[Recorded data]
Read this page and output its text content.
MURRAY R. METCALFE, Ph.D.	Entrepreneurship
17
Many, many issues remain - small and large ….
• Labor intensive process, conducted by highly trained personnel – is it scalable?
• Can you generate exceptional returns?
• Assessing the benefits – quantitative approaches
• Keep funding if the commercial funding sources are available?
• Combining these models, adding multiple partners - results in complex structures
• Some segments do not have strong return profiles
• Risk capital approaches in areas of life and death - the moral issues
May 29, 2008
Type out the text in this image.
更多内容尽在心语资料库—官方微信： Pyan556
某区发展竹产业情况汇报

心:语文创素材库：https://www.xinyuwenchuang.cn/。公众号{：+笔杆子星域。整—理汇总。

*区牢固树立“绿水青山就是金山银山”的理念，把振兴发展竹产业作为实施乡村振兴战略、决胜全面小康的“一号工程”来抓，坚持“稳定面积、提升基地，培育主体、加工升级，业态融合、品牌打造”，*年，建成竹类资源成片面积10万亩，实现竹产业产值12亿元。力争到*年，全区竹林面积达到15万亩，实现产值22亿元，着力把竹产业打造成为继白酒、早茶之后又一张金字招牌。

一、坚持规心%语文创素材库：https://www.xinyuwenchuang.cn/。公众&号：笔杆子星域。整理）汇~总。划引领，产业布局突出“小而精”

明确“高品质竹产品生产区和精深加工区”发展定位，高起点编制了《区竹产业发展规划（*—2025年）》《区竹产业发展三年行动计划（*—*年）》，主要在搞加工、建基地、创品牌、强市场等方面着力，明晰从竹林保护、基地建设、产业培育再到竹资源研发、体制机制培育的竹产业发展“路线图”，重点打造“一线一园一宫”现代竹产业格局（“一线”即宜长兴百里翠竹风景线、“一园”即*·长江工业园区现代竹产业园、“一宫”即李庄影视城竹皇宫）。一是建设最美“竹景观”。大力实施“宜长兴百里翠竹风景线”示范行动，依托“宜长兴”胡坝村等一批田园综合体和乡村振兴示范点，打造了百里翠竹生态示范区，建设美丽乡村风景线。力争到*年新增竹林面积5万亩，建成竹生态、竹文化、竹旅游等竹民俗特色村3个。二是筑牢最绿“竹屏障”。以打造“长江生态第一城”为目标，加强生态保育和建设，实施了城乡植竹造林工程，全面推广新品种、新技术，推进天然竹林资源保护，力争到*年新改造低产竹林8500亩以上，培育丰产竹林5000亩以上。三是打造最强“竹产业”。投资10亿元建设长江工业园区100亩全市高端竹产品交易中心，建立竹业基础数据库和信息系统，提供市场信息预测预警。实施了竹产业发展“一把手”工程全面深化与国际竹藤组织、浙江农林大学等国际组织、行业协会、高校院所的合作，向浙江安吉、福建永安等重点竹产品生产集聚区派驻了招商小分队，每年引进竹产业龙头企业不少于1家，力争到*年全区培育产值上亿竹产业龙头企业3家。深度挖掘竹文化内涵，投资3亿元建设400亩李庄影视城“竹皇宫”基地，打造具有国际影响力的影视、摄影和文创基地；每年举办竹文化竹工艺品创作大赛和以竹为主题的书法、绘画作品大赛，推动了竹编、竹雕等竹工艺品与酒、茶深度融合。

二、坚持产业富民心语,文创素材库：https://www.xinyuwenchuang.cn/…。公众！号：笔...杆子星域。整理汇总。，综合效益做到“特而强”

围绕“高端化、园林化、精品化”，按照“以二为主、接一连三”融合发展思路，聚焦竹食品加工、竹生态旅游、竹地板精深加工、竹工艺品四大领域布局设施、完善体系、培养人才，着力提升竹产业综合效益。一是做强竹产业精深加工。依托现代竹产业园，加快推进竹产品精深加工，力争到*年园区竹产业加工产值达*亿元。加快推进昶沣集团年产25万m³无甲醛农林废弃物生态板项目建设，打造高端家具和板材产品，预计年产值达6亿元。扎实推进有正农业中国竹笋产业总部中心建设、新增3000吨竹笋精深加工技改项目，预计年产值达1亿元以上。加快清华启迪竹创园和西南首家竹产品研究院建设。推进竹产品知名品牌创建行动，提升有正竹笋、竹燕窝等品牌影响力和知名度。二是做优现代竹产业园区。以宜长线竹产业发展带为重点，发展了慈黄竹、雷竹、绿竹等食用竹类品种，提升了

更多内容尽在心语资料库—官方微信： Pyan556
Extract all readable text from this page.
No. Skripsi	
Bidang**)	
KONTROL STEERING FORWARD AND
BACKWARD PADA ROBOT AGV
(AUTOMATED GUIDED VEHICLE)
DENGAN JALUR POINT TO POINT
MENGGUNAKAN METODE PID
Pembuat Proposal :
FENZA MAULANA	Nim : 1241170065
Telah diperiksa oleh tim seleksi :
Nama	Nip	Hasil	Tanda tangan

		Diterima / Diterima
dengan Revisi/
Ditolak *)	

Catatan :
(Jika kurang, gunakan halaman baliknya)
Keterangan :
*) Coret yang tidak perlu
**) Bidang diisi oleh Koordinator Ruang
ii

INSTRUCTIONS FOR THE TASK: All of the records must be retyped exactly as they are.

OUTPUT:
Read this page and output its text content.
MURRAY R. METCALFE, Ph.D.	Entrepreneurship
17
Many, many issues remain - small and large ….
• Labor intensive process, conducted by highly trained personnel – is it scalable?
• Can you generate exceptional returns?
• Assessing the benefits – quantitative approaches
• Keep funding if the commercial funding sources are available?
• Combining these models, adding multiple partners - results in complex structures
• Some segments do not have strong return profiles
• Risk capital approaches in areas of life and death - the moral issues
May 29, 2008
Type out the text in this image.
更多内容尽在心语资料库—官方微信： Pyan556
某区发展竹产业情况汇报

心:语文创素材库：https://www.xinyuwenchuang.cn/。公众号{：+笔杆子星域。整—理汇总。

*区牢固树立“绿水青山就是金山银山”的理念，把振兴发展竹产业作为实施乡村振兴战略、决胜全面小康的“一号工程”来抓，坚持“稳定面积、提升基地，培育主体、加工升级，业态融合、品牌打造”，*年，建成竹类资源成片面积10万亩，实现竹产业产值12亿元。力争到*年，全区竹林面积达到15万亩，实现产值22亿元，着力把竹产业打造成为继白酒、早茶之后又一张金字招牌。

一、坚持规心%语文创素材库：https://www.xinyuwenchuang.cn/。公众&号：笔杆子星域。整理）汇~总。划引领，产业布局突出“小而精”

明确“高品质竹产品生产区和精深加工区”发展定位，高起点编制了《区竹产业发展规划（*—2025年）》《区竹产业发展三年行动计划（*—*年）》，主要在搞加工、建基地、创品牌、强市场等方面着力，明晰从竹林保护、基地建设、产业培育再到竹资源研发、体制机制培育的竹产业发展“路线图”，重点打造“一线一园一宫”现代竹产业格局（“一线”即宜长兴百里翠竹风景线、“一园”即*·长江工业园区现代竹产业园、“一宫”即李庄影视城竹皇宫）。一是建设最美“竹景观”。大力实施“宜长兴百里翠竹风景线”示范行动，依托“宜长兴”胡坝村等一批田园综合体和乡村振兴示范点，打造了百里翠竹生态示范区，建设美丽乡村风景线。力争到*年新增竹林面积5万亩，建成竹生态、竹文化、竹旅游等竹民俗特色村3个。二是筑牢最绿“竹屏障”。以打造“长江生态第一城”为目标，加强生态保育和建设，实施了城乡植竹造林工程，全面推广新品种、新技术，推进天然竹林资源保护，力争到*年新改造低产竹林8500亩以上，培育丰产竹林5000亩以上。三是打造最强“竹产业”。投资10亿元建设长江工业园区100亩全市高端竹产品交易中心，建立竹业基础数据库和信息系统，提供市场信息预测预警。实施了竹产业发展“一把手”工程全面深化与国际竹藤组织、浙江农林大学等国际组织、行业协会、高校院所的合作，向浙江安吉、福建永安等重点竹产品生产集聚区派驻了招商小分队，每年引进竹产业龙头企业不少于1家，力争到*年全区培育产值上亿竹产业龙头企业3家。深度挖掘竹文化内涵，投资3亿元建设400亩李庄影视城“竹皇宫”基地，打造具有国际影响力的影视、摄影和文创基地；每年举办竹文化竹工艺品创作大赛和以竹为主题的书法、绘画作品大赛，推动了竹编、竹雕等竹工艺品与酒、茶深度融合。

二、坚持产业富民心语,文创素材库：https://www.xinyuwenchuang.cn/…。公众！号：笔...杆子星域。整理汇总。，综合效益做到“特而强”

围绕“高端化、园林化、精品化”，按照“以二为主、接一连三”融合发展思路，聚焦竹食品加工、竹生态旅游、竹地板精深加工、竹工艺品四大领域布局设施、完善体系、培养人才，着力提升竹产业综合效益。一是做强竹产业精深加工。依托现代竹产业园，加快推进竹产品精深加工，力争到*年园区竹产业加工产值达*亿元。加快推进昶沣集团年产25万m³无甲醛农林废弃物生态板项目建设，打造高端家具和板材产品，预计年产值达6亿元。扎实推进有正农业中国竹笋产业总部中心建设、新增3000吨竹笋精深加工技改项目，预计年产值达1亿元以上。加快清华启迪竹创园和西南首家竹产品研究院建设。推进竹产品知名品牌创建行动，提升有正竹笋、竹燕窝等品牌影响力和知名度。二是做优现代竹产业园区。以宜长线竹产业发展带为重点，发展了慈黄竹、雷竹、绿竹等食用竹类品种，提升了

更多内容尽在心语资料库—官方微信： Pyan556
Extract all readable text from this page.
No. Skripsi	
Bidang**)	
KONTROL STEERING FORWARD AND
BACKWARD PADA ROBOT AGV
(AUTOMATED GUIDED VEHICLE)
DENGAN JALUR POINT TO POINT
MENGGUNAKAN METODE PID
Pembuat Proposal :
FENZA MAULANA	Nim : 1241170065
Telah diperiksa oleh tim seleksi :
Nama	Nip	Hasil	Tanda tangan

		Diterima / Diterima
dengan Revisi/
Ditolak *)	

Catatan :
(Jika kurang, gunakan halaman baliknya)
Keterangan :
*) Coret yang tidak perlu
**) Bidang diisi oleh Koordinator Ruang
ii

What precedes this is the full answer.